## [Task goal]
Set down all of the entries exactly, leaving nothing out.

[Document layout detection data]
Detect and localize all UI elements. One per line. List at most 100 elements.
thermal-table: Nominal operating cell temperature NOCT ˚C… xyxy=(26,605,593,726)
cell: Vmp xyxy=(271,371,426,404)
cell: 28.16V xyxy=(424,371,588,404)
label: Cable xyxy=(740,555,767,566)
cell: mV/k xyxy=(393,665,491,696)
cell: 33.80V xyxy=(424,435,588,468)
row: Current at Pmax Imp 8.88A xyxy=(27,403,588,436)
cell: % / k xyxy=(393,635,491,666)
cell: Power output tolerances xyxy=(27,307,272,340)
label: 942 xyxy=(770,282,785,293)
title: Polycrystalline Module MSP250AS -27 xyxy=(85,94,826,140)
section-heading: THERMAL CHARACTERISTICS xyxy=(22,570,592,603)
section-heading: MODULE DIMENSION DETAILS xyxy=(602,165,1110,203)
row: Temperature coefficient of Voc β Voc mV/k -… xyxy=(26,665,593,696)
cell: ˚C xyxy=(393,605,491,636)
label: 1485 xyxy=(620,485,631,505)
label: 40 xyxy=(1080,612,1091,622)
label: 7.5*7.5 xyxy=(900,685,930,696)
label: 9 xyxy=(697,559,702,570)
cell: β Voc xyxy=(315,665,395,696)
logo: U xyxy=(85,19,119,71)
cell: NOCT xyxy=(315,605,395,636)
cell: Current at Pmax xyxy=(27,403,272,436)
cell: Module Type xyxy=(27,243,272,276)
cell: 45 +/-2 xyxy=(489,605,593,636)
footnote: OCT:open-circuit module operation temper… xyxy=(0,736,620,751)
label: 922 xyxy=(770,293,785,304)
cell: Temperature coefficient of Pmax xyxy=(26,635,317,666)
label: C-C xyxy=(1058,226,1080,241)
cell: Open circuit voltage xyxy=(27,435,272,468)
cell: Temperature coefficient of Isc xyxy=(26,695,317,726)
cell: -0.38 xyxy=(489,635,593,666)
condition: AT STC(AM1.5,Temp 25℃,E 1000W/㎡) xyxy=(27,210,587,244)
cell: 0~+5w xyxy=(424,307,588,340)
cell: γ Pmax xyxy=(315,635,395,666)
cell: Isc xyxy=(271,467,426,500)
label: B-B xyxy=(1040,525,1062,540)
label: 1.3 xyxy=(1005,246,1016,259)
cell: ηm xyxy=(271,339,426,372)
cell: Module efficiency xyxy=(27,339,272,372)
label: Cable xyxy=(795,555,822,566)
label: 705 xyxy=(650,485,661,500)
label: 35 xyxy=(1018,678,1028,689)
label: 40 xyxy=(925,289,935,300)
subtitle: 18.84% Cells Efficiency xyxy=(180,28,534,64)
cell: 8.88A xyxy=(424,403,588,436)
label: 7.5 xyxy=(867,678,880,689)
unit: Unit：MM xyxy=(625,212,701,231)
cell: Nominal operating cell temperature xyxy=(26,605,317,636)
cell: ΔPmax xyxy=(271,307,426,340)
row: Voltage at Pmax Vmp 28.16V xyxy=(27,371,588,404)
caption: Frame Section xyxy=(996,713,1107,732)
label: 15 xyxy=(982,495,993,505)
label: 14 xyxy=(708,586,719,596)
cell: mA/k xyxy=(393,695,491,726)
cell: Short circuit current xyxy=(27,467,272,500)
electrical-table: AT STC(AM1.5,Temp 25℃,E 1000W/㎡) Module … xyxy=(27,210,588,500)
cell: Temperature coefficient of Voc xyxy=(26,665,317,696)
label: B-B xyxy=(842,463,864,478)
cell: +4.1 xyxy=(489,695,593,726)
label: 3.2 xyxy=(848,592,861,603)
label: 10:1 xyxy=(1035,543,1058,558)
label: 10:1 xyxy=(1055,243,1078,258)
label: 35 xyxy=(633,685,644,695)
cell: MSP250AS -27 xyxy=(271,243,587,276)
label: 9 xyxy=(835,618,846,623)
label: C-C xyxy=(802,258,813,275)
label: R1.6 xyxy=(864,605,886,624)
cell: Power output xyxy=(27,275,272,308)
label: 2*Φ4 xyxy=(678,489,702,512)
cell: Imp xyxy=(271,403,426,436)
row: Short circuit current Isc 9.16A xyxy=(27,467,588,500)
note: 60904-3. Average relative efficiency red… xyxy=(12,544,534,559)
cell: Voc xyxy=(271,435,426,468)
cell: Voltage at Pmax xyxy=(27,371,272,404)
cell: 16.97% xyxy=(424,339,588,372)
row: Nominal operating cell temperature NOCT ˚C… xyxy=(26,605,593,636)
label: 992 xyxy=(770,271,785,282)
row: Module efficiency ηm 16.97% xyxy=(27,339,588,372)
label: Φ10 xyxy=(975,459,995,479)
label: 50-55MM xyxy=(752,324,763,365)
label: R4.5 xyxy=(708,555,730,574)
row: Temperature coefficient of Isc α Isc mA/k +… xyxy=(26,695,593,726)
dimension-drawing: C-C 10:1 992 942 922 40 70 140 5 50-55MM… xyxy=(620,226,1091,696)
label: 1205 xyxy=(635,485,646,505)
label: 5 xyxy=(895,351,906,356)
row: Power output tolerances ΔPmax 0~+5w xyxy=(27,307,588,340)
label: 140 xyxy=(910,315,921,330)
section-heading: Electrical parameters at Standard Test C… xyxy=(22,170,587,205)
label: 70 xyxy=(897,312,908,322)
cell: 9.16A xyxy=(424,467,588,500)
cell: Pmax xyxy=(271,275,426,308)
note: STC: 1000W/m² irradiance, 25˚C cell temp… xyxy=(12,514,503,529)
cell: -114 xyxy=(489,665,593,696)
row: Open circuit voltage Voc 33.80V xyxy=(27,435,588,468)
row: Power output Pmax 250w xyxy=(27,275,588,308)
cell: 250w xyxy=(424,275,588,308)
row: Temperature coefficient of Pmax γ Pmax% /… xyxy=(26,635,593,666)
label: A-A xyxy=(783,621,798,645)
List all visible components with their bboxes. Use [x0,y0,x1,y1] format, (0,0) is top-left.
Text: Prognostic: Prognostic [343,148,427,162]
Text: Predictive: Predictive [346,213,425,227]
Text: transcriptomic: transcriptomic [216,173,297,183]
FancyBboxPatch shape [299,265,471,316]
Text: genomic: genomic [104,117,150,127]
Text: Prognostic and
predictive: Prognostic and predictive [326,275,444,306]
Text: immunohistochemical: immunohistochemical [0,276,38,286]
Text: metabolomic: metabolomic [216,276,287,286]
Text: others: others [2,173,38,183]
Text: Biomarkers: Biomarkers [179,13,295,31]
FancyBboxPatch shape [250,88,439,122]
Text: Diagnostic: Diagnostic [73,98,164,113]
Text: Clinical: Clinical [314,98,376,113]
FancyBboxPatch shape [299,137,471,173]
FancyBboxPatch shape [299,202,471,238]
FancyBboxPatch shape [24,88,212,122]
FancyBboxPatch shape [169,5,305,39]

## [Completed exercise]
Detect and localize all UI elements. One per line. List at most 100 elements.
thermal-table: Nominal operating cell temperature NOCT ˚C… xyxy=(26,605,593,726)
cell: Vmp xyxy=(271,371,426,404)
cell: 28.16V xyxy=(424,371,588,404)
label: Cable xyxy=(740,555,767,566)
cell: mV/k xyxy=(393,665,491,696)
cell: 33.80V xyxy=(424,435,588,468)
row: Current at Pmax Imp 8.88A xyxy=(27,403,588,436)
cell: % / k xyxy=(393,635,491,666)
cell: Power output tolerances xyxy=(27,307,272,340)
label: 942 xyxy=(770,282,785,293)
title: Polycrystalline Module MSP250AS -27 xyxy=(85,94,826,140)
section-heading: THERMAL CHARACTERISTICS xyxy=(22,570,592,603)
section-heading: MODULE DIMENSION DETAILS xyxy=(602,165,1110,203)
row: Temperature coefficient of Voc β Voc mV/k -… xyxy=(26,665,593,696)
cell: ˚C xyxy=(393,605,491,636)
label: 1485 xyxy=(620,485,631,505)
label: 40 xyxy=(1080,612,1091,622)
label: 7.5*7.5 xyxy=(900,685,930,696)
label: 9 xyxy=(697,559,702,570)
cell: β Voc xyxy=(315,665,395,696)
logo: U xyxy=(85,19,119,71)
cell: NOCT xyxy=(315,605,395,636)
cell: Current at Pmax xyxy=(27,403,272,436)
cell: Module Type xyxy=(27,243,272,276)
cell: 45 +/-2 xyxy=(489,605,593,636)
footnote: OCT:open-circuit module operation temper… xyxy=(0,736,620,751)
label: 922 xyxy=(770,293,785,304)
cell: Temperature coefficient of Pmax xyxy=(26,635,317,666)
label: C-C xyxy=(1058,226,1080,241)
cell: Open circuit voltage xyxy=(27,435,272,468)
cell: Temperature coefficient of Isc xyxy=(26,695,317,726)
cell: -0.38 xyxy=(489,635,593,666)
condition: AT STC(AM1.5,Temp 25℃,E 1000W/㎡) xyxy=(27,210,587,244)
cell: 0~+5w xyxy=(424,307,588,340)
cell: γ Pmax xyxy=(315,635,395,666)
cell: Isc xyxy=(271,467,426,500)
label: B-B xyxy=(1040,525,1062,540)
label: 1.3 xyxy=(1005,246,1016,259)
cell: ηm xyxy=(271,339,426,372)
cell: Module efficiency xyxy=(27,339,272,372)
label: Cable xyxy=(795,555,822,566)
label: 705 xyxy=(650,485,661,500)
label: 35 xyxy=(1018,678,1028,689)
label: 40 xyxy=(925,289,935,300)
subtitle: 18.84% Cells Efficiency xyxy=(180,28,534,64)
cell: 8.88A xyxy=(424,403,588,436)
label: 7.5 xyxy=(867,678,880,689)
unit: Unit：MM xyxy=(625,212,701,231)
cell: Nominal operating cell temperature xyxy=(26,605,317,636)
cell: ΔPmax xyxy=(271,307,426,340)
row: Voltage at Pmax Vmp 28.16V xyxy=(27,371,588,404)
caption: Frame Section xyxy=(996,713,1107,732)
label: 15 xyxy=(982,495,993,505)
label: 14 xyxy=(708,586,719,596)
cell: mA/k xyxy=(393,695,491,726)
cell: Short circuit current xyxy=(27,467,272,500)
electrical-table: AT STC(AM1.5,Temp 25℃,E 1000W/㎡) Module … xyxy=(27,210,588,500)
cell: Temperature coefficient of Voc xyxy=(26,665,317,696)
label: B-B xyxy=(842,463,864,478)
cell: +4.1 xyxy=(489,695,593,726)
label: 3.2 xyxy=(848,592,861,603)
label: 10:1 xyxy=(1035,543,1058,558)
label: 10:1 xyxy=(1055,243,1078,258)
label: 35 xyxy=(633,685,644,695)
cell: MSP250AS -27 xyxy=(271,243,587,276)
label: 9 xyxy=(835,618,846,623)
label: C-C xyxy=(802,258,813,275)
label: R1.6 xyxy=(864,605,886,624)
cell: Power output xyxy=(27,275,272,308)
label: 2*Φ4 xyxy=(678,489,702,512)
cell: Imp xyxy=(271,403,426,436)
row: Short circuit current Isc 9.16A xyxy=(27,467,588,500)
note: 60904-3. Average relative efficiency red… xyxy=(12,544,534,559)
cell: Voc xyxy=(271,435,426,468)
cell: Voltage at Pmax xyxy=(27,371,272,404)
cell: 16.97% xyxy=(424,339,588,372)
row: Nominal operating cell temperature NOCT ˚C… xyxy=(26,605,593,636)
label: 992 xyxy=(770,271,785,282)
row: Module efficiency ηm 16.97% xyxy=(27,339,588,372)
label: Φ10 xyxy=(975,459,995,479)
label: 50-55MM xyxy=(752,324,763,365)
label: R4.5 xyxy=(708,555,730,574)
row: Temperature coefficient of Isc α Isc mA/k +… xyxy=(26,695,593,726)
dimension-drawing: C-C 10:1 992 942 922 40 70 140 5 50-55MM… xyxy=(620,226,1091,696)
label: 1205 xyxy=(635,485,646,505)
label: 5 xyxy=(895,351,906,356)
row: Power output tolerances ΔPmax 0~+5w xyxy=(27,307,588,340)
label: 140 xyxy=(910,315,921,330)
section-heading: Electrical parameters at Standard Test C… xyxy=(22,170,587,205)
label: 70 xyxy=(897,312,908,322)
cell: 9.16A xyxy=(424,467,588,500)
cell: Pmax xyxy=(271,275,426,308)
note: STC: 1000W/m² irradiance, 25˚C cell temp… xyxy=(12,514,503,529)
cell: -114 xyxy=(489,665,593,696)
row: Open circuit voltage Voc 33.80V xyxy=(27,435,588,468)
row: Power output Pmax 250w xyxy=(27,275,588,308)
cell: 250w xyxy=(424,275,588,308)
row: Temperature coefficient of Pmax γ Pmax% /… xyxy=(26,635,593,666)
label: A-A xyxy=(783,621,798,645)
List all visible components with their bboxes. Use [x0,y0,x1,y1] format, (0,0) is top-left.
Text: Prognostic: Prognostic [343,148,427,162]
Text: Predictive: Predictive [346,213,425,227]
Text: transcriptomic: transcriptomic [216,173,297,183]
FancyBboxPatch shape [299,265,471,316]
Text: genomic: genomic [104,117,150,127]
Text: Prognostic and
predictive: Prognostic and predictive [326,275,444,306]
Text: immunohistochemical: immunohistochemical [0,276,38,286]
Text: metabolomic: metabolomic [216,276,287,286]
Text: others: others [2,173,38,183]
Text: Biomarkers: Biomarkers [179,13,295,31]
FancyBboxPatch shape [250,88,439,122]
Text: Diagnostic: Diagnostic [73,98,164,113]
Text: Clinical: Clinical [314,98,376,113]
FancyBboxPatch shape [299,137,471,173]
FancyBboxPatch shape [299,202,471,238]
FancyBboxPatch shape [24,88,212,122]
FancyBboxPatch shape [169,5,305,39]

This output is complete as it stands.